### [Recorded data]
········
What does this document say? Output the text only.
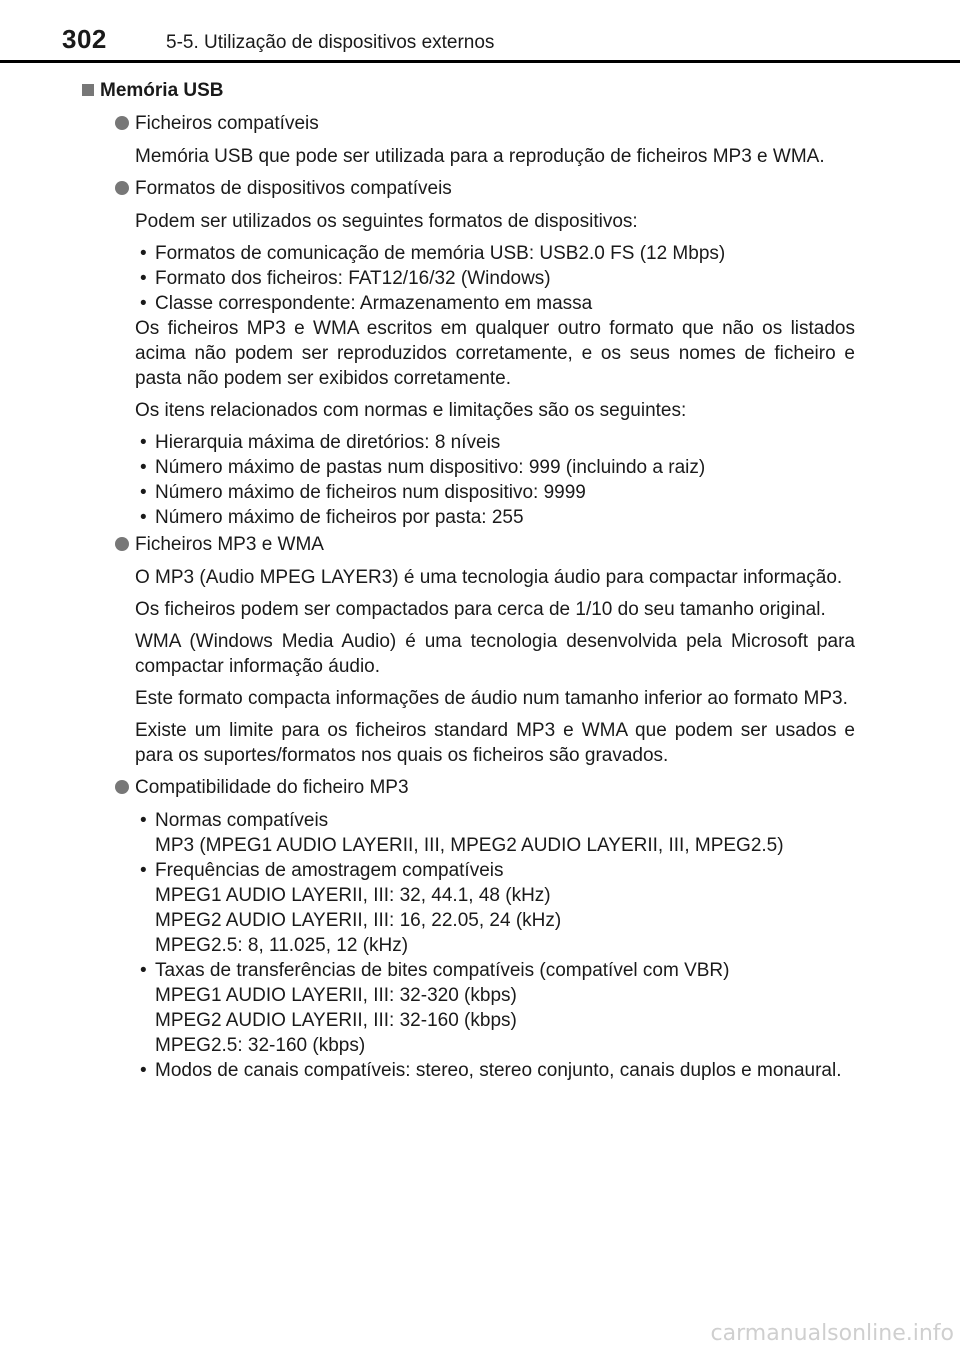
302	5-5. Utilização de dispositivos externos
Memória USB
Ficheiros compatíveis
Memória USB que pode ser utilizada para a reprodução de ficheiros MP3 e WMA.
Formatos de dispositivos compatíveis
Podem ser utilizados os seguintes formatos de dispositivos:
• Formatos de comunicação de memória USB: USB2.0 FS (12 Mbps)
• Formato dos ficheiros: FAT12/16/32 (Windows)
• Classe correspondente: Armazenamento em massa
Os ficheiros MP3 e WMA escritos em qualquer outro formato que não os listados acima não podem ser reproduzidos corretamente, e os seus nomes de ficheiro e pasta não podem ser exibidos corretamente.
Os itens relacionados com normas e limitações são os seguintes:
• Hierarquia máxima de diretórios: 8 níveis
• Número máximo de pastas num dispositivo: 999 (incluindo a raiz)
• Número máximo de ficheiros num dispositivo: 9999
• Número máximo de ficheiros por pasta: 255
Ficheiros MP3 e WMA
O MP3 (Audio MPEG LAYER3) é uma tecnologia áudio para compactar informação.
Os ficheiros podem ser compactados para cerca de 1/10 do seu tamanho original.
WMA (Windows Media Audio) é uma tecnologia desenvolvida pela Microsoft para compactar informação áudio.
Este formato compacta informações de áudio num tamanho inferior ao formato MP3.
Existe um limite para os ficheiros standard MP3 e WMA que podem ser usados e para os suportes/formatos nos quais os ficheiros são gravados.
Compatibilidade do ficheiro MP3
• Normas compatíveis
MP3 (MPEG1 AUDIO LAYERII, III, MPEG2 AUDIO LAYERII, III, MPEG2.5)
• Frequências de amostragem compatíveis
MPEG1 AUDIO LAYERII, III: 32, 44.1, 48 (kHz)
MPEG2 AUDIO LAYERII, III: 16, 22.05, 24 (kHz)
MPEG2.5: 8, 11.025, 12 (kHz)
• Taxas de transferências de bites compatíveis (compatível com VBR)
MPEG1 AUDIO LAYERII, III: 32-320 (kbps)
MPEG2 AUDIO LAYERII, III: 32-160 (kbps)
MPEG2.5: 32-160 (kbps)
• Modos de canais compatíveis: stereo, stereo conjunto, canais duplos e monaural.
carmanualsonline.info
········
### [OBJECTIVE]
From start to finish, output the listing exactly, but omit its pictures.

### [FINISHED ANSWER]
What does this document say? Output the text only.
302	5-5. Utilização de dispositivos externos
Memória USB
Ficheiros compatíveis
Memória USB que pode ser utilizada para a reprodução de ficheiros MP3 e WMA.
Formatos de dispositivos compatíveis
Podem ser utilizados os seguintes formatos de dispositivos:
• Formatos de comunicação de memória USB: USB2.0 FS (12 Mbps)
• Formato dos ficheiros: FAT12/16/32 (Windows)
• Classe correspondente: Armazenamento em massa
Os ficheiros MP3 e WMA escritos em qualquer outro formato que não os listados acima não podem ser reproduzidos corretamente, e os seus nomes de ficheiro e pasta não podem ser exibidos corretamente.
Os itens relacionados com normas e limitações são os seguintes:
• Hierarquia máxima de diretórios: 8 níveis
• Número máximo de pastas num dispositivo: 999 (incluindo a raiz)
• Número máximo de ficheiros num dispositivo: 9999
• Número máximo de ficheiros por pasta: 255
Ficheiros MP3 e WMA
O MP3 (Audio MPEG LAYER3) é uma tecnologia áudio para compactar informação.
Os ficheiros podem ser compactados para cerca de 1/10 do seu tamanho original.
WMA (Windows Media Audio) é uma tecnologia desenvolvida pela Microsoft para compactar informação áudio.
Este formato compacta informações de áudio num tamanho inferior ao formato MP3.
Existe um limite para os ficheiros standard MP3 e WMA que podem ser usados e para os suportes/formatos nos quais os ficheiros são gravados.
Compatibilidade do ficheiro MP3
• Normas compatíveis
MP3 (MPEG1 AUDIO LAYERII, III, MPEG2 AUDIO LAYERII, III, MPEG2.5)
• Frequências de amostragem compatíveis
MPEG1 AUDIO LAYERII, III: 32, 44.1, 48 (kHz)
MPEG2 AUDIO LAYERII, III: 16, 22.05, 24 (kHz)
MPEG2.5: 8, 11.025, 12 (kHz)
• Taxas de transferências de bites compatíveis (compatível com VBR)
MPEG1 AUDIO LAYERII, III: 32-320 (kbps)
MPEG2 AUDIO LAYERII, III: 32-160 (kbps)
MPEG2.5: 32-160 (kbps)
• Modos de canais compatíveis: stereo, stereo conjunto, canais duplos e monaural.
carmanualsonline.info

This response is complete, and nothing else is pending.